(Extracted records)
**********
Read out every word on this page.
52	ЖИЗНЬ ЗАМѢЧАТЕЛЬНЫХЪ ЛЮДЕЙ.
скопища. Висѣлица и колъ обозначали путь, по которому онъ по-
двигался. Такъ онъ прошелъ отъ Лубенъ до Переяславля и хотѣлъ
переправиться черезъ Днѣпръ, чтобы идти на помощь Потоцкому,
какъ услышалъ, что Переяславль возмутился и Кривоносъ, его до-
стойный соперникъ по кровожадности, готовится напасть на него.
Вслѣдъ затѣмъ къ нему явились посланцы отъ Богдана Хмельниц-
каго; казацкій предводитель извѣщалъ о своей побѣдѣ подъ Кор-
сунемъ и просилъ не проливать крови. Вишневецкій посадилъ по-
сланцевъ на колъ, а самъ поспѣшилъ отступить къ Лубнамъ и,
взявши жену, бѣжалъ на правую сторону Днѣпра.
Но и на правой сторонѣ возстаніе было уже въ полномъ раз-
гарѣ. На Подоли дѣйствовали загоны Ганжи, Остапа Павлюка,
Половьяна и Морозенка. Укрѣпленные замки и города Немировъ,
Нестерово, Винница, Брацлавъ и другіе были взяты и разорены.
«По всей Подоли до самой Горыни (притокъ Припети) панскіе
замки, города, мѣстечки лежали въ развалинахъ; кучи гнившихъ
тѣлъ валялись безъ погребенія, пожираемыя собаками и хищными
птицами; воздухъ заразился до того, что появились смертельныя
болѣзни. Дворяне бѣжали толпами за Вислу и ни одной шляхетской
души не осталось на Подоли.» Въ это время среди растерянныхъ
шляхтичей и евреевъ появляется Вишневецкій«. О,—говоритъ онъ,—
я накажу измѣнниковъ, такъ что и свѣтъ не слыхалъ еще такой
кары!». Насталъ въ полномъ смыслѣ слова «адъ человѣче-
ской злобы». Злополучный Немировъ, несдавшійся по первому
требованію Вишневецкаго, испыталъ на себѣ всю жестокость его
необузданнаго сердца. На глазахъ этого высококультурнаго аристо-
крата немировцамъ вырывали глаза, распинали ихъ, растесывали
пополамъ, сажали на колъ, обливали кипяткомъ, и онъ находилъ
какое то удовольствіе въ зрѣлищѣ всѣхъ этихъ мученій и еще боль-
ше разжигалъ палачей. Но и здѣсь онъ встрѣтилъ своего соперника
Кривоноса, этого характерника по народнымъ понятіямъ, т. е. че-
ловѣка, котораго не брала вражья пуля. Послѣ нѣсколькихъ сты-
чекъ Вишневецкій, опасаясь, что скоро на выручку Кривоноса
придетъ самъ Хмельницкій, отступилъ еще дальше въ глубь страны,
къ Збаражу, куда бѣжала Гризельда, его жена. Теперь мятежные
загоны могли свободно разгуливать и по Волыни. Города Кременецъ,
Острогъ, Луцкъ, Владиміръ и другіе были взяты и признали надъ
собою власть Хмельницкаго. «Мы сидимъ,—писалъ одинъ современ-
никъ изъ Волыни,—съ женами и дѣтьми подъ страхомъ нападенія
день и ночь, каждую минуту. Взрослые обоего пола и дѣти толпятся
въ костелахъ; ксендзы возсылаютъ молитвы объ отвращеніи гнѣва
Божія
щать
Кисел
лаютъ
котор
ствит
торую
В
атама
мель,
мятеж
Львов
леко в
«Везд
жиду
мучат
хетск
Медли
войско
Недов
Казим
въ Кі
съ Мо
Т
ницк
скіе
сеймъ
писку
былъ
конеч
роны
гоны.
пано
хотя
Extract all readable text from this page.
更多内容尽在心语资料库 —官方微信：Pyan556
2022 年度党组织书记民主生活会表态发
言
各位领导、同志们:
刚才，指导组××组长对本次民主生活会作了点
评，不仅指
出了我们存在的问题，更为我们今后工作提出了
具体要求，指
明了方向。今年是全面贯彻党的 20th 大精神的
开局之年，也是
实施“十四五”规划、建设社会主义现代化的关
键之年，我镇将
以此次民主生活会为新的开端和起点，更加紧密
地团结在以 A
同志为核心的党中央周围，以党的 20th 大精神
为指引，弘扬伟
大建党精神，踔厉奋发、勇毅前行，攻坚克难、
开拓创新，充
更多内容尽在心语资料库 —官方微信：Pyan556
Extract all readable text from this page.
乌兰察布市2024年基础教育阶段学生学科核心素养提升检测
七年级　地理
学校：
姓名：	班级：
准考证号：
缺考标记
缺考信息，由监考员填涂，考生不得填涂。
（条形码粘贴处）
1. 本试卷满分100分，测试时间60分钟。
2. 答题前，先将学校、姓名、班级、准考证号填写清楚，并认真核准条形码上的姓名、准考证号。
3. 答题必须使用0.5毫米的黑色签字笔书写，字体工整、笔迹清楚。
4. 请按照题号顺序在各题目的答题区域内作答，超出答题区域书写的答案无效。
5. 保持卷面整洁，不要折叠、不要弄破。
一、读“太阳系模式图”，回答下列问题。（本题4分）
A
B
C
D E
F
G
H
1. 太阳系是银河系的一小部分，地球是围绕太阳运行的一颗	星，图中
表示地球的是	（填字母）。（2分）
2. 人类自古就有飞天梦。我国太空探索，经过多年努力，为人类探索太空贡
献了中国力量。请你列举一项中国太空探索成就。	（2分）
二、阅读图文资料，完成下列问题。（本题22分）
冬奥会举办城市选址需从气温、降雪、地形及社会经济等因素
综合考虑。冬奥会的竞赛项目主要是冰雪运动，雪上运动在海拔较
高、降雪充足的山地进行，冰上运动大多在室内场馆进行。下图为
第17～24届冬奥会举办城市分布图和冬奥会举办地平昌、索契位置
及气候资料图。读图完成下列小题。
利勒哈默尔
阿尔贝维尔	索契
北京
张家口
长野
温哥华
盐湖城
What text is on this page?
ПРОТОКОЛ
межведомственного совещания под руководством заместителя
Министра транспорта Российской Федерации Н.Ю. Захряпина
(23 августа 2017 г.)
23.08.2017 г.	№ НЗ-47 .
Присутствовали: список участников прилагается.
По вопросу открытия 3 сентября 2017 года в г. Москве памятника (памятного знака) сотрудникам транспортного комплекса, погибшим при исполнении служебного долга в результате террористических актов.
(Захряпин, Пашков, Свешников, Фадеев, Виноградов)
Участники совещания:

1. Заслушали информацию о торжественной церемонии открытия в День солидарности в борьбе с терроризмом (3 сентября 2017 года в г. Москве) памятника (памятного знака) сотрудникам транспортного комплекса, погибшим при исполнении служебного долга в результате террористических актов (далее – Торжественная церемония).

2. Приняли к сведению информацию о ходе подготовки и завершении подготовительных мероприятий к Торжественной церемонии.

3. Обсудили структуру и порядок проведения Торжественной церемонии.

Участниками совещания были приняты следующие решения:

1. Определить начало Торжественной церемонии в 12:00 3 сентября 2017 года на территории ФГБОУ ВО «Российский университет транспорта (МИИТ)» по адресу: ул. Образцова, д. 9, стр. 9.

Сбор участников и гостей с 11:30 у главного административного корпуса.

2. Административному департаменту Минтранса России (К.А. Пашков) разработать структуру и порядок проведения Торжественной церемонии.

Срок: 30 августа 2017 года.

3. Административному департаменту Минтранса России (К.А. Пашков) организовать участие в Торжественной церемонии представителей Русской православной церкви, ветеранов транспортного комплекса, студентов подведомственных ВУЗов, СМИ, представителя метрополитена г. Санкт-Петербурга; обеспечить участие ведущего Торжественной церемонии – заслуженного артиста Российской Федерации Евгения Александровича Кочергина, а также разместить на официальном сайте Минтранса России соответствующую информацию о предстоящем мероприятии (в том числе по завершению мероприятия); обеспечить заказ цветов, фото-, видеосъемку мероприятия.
**********
* **THE EXERCISE**: Pull out each line of the records holding the string "результате".

* **RESULT OF THE EXERCISE**:
По вопросу открытия 3 сентября 2017 года в г. Москве памятника (памятного знака) сотрудникам транспортного комплекса, погибшим при исполнении служебного долга в результате террористических актов.
1. Заслушали информацию о торжественной церемонии открытия в День солидарности в борьбе с терроризмом (3 сентября 2017 года в г. Москве) памятника (памятного знака) сотрудникам транспортного комплекса, погибшим при исполнении служебного долга в результате террористических актов (далее – Торжественная церемония).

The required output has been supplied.